### [WORK TO DO]
All lines from the one containing "What's the underlying" through the final line of the records below should be reproduced exactly, with the pictures left out.
------------
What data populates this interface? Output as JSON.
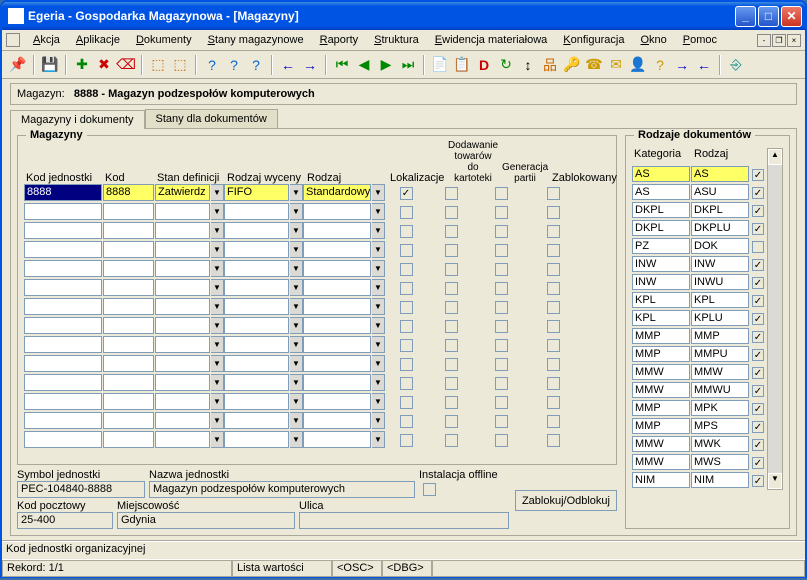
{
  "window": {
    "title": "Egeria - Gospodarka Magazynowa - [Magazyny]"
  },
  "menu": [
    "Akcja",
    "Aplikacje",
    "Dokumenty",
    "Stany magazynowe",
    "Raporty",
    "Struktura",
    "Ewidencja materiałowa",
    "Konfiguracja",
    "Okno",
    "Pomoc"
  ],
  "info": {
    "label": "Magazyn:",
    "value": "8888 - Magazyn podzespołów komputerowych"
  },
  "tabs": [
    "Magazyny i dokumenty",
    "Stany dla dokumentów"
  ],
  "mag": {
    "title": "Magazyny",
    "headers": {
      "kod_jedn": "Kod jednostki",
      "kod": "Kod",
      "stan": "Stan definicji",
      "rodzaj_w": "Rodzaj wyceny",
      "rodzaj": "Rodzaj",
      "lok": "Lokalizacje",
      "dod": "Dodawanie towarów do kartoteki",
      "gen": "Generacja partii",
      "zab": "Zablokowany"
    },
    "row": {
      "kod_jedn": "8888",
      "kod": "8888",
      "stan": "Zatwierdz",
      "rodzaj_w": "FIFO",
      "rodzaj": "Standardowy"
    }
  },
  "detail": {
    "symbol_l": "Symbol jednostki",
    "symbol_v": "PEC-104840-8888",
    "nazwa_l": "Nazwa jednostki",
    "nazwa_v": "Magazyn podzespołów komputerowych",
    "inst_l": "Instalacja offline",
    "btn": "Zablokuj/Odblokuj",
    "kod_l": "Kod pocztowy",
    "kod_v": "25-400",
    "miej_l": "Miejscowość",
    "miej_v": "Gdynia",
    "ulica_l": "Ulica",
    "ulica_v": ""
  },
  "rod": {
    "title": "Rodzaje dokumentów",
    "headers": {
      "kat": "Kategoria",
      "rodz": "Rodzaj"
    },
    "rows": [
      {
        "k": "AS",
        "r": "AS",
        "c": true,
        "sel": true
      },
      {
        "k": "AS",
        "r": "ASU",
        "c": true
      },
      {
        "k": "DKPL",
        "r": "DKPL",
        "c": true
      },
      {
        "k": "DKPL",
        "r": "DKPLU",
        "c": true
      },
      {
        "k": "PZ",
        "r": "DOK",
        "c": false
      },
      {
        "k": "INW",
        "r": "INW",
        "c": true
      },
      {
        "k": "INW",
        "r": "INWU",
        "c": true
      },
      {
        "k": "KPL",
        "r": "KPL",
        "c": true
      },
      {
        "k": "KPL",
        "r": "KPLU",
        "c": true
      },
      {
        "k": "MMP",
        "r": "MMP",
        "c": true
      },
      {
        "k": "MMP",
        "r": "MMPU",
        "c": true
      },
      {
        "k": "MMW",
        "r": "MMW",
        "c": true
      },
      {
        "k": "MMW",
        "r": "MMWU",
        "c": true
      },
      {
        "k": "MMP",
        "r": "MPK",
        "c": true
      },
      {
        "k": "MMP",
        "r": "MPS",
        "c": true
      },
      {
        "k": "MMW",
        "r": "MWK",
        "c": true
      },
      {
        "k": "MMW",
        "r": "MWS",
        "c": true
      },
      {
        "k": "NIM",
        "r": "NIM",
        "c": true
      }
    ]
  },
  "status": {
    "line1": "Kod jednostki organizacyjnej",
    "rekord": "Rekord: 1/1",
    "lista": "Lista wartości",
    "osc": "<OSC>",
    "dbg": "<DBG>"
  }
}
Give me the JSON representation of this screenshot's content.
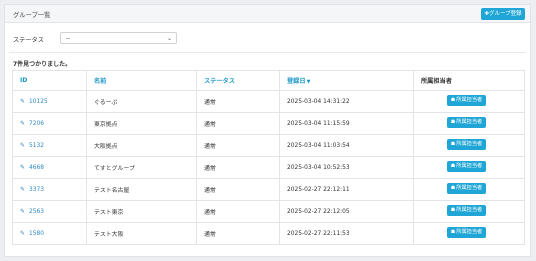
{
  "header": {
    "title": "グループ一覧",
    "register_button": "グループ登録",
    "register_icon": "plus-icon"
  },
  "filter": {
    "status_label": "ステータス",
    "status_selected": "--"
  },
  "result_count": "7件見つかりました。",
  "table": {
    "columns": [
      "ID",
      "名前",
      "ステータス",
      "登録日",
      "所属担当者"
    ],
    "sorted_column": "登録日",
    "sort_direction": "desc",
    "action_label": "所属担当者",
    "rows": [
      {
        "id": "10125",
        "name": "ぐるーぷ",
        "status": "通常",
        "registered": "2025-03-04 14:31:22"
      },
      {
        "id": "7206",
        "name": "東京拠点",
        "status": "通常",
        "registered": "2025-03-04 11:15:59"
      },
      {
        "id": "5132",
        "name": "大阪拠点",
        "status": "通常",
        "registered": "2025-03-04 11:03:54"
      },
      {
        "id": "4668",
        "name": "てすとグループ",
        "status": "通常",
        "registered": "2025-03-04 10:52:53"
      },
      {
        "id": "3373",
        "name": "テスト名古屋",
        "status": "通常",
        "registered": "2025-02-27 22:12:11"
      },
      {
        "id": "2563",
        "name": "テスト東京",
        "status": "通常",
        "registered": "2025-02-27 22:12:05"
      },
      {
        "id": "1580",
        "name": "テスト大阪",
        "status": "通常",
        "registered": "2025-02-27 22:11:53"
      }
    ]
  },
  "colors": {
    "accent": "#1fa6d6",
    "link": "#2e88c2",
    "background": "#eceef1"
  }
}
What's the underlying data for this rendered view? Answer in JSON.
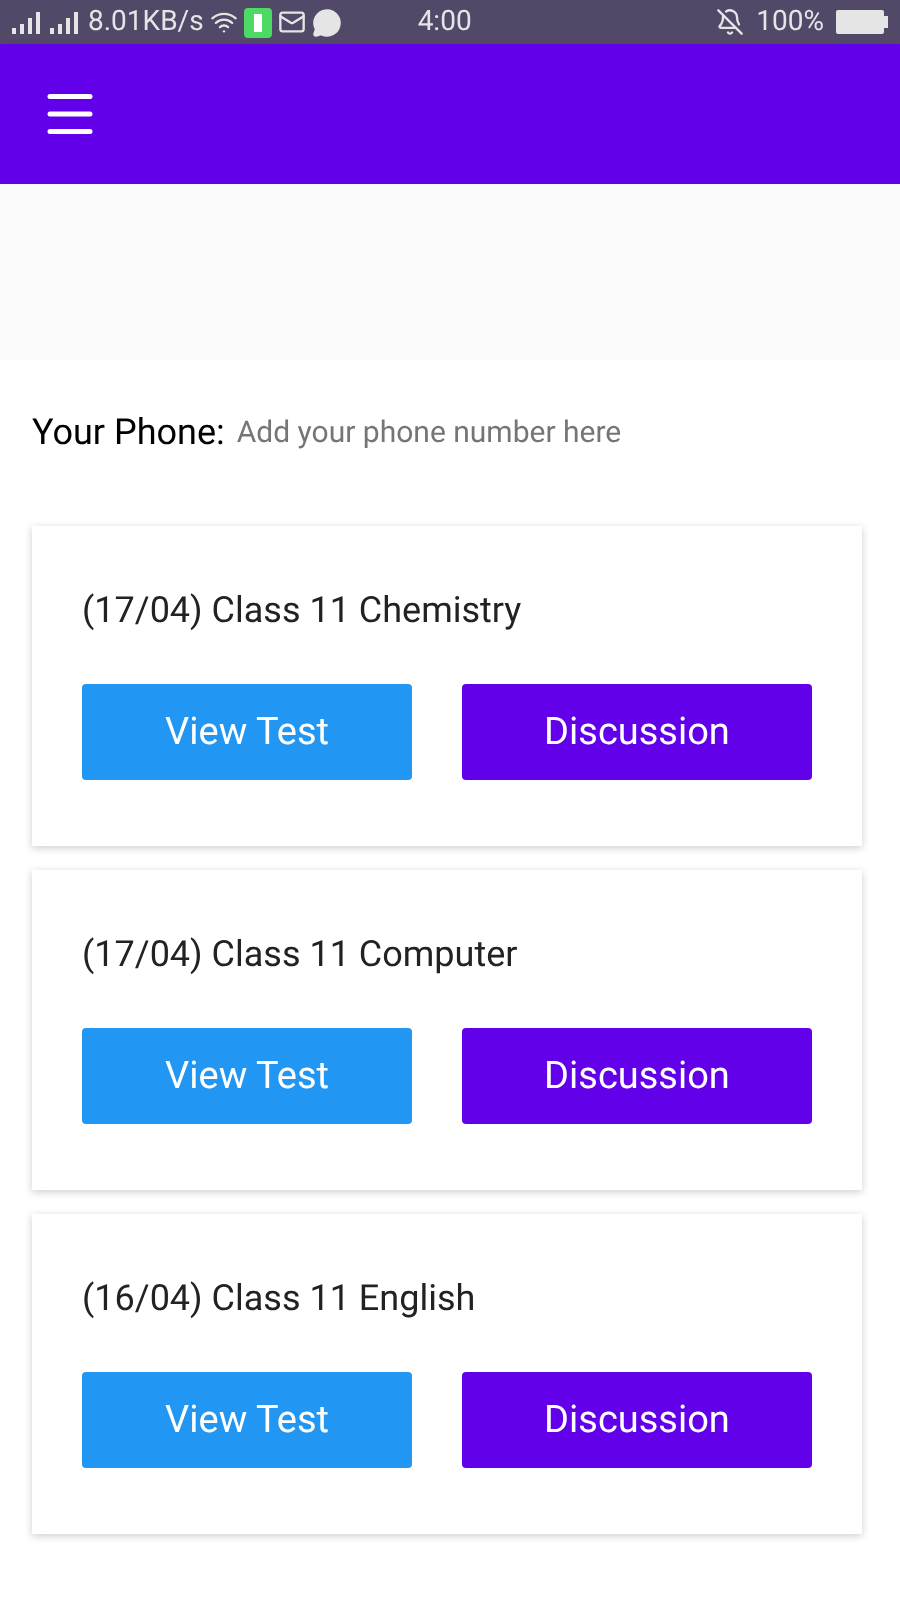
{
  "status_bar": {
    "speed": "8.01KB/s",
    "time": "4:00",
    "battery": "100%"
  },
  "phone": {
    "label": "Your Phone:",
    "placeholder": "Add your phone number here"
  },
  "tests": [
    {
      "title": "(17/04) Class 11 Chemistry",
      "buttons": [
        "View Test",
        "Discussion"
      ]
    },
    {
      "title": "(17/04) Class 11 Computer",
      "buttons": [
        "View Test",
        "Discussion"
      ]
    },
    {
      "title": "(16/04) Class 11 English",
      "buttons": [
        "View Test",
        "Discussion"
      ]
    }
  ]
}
------------
### [OUTPUT FOR THIS EXERCISE]
What's the underlying data for this rendered view? Answer in JSON.
{
  "status_bar": {
    "speed": "8.01KB/s",
    "time": "4:00",
    "battery": "100%"
  },
  "phone": {
    "label": "Your Phone:",
    "placeholder": "Add your phone number here"
  },
  "tests": [
    {
      "title": "(17/04) Class 11 Chemistry",
      "buttons": [
        "View Test",
        "Discussion"
      ]
    },
    {
      "title": "(17/04) Class 11 Computer",
      "buttons": [
        "View Test",
        "Discussion"
      ]
    },
    {
      "title": "(16/04) Class 11 English",
      "buttons": [
        "View Test",
        "Discussion"
      ]
    }
  ]
}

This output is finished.